=== Dataset excerpts ===

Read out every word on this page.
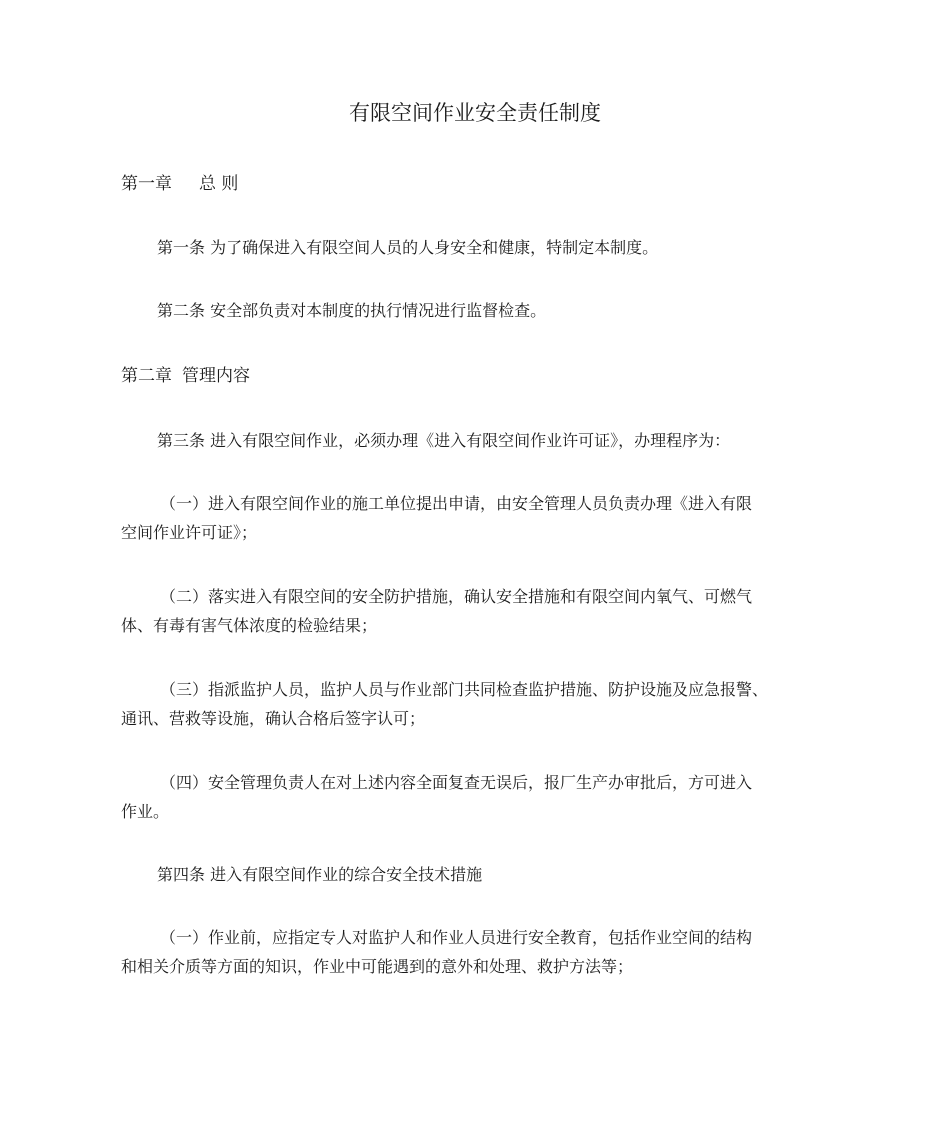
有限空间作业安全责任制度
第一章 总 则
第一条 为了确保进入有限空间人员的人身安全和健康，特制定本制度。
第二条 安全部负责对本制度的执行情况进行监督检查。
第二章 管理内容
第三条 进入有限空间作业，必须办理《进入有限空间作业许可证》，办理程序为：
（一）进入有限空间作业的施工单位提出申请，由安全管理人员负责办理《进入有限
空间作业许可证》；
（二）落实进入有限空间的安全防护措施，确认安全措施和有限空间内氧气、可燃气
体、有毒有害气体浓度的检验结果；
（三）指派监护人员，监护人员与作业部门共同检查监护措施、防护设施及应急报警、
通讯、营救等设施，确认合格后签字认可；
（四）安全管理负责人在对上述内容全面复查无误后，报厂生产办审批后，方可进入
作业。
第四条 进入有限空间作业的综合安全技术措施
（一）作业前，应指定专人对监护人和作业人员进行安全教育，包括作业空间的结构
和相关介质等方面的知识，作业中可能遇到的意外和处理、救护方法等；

===

## Directions for this task
Go through the entries above and print each one exactly, minus the pictures.

## Task result
Read out every word on this page.
有限空间作业安全责任制度
第一章 总 则
第一条 为了确保进入有限空间人员的人身安全和健康，特制定本制度。
第二条 安全部负责对本制度的执行情况进行监督检查。
第二章 管理内容
第三条 进入有限空间作业，必须办理《进入有限空间作业许可证》，办理程序为：
（一）进入有限空间作业的施工单位提出申请，由安全管理人员负责办理《进入有限
空间作业许可证》；
（二）落实进入有限空间的安全防护措施，确认安全措施和有限空间内氧气、可燃气
体、有毒有害气体浓度的检验结果；
（三）指派监护人员，监护人员与作业部门共同检查监护措施、防护设施及应急报警、
通讯、营救等设施，确认合格后签字认可；
（四）安全管理负责人在对上述内容全面复查无误后，报厂生产办审批后，方可进入
作业。
第四条 进入有限空间作业的综合安全技术措施
（一）作业前，应指定专人对监护人和作业人员进行安全教育，包括作业空间的结构
和相关介质等方面的知识，作业中可能遇到的意外和处理、救护方法等；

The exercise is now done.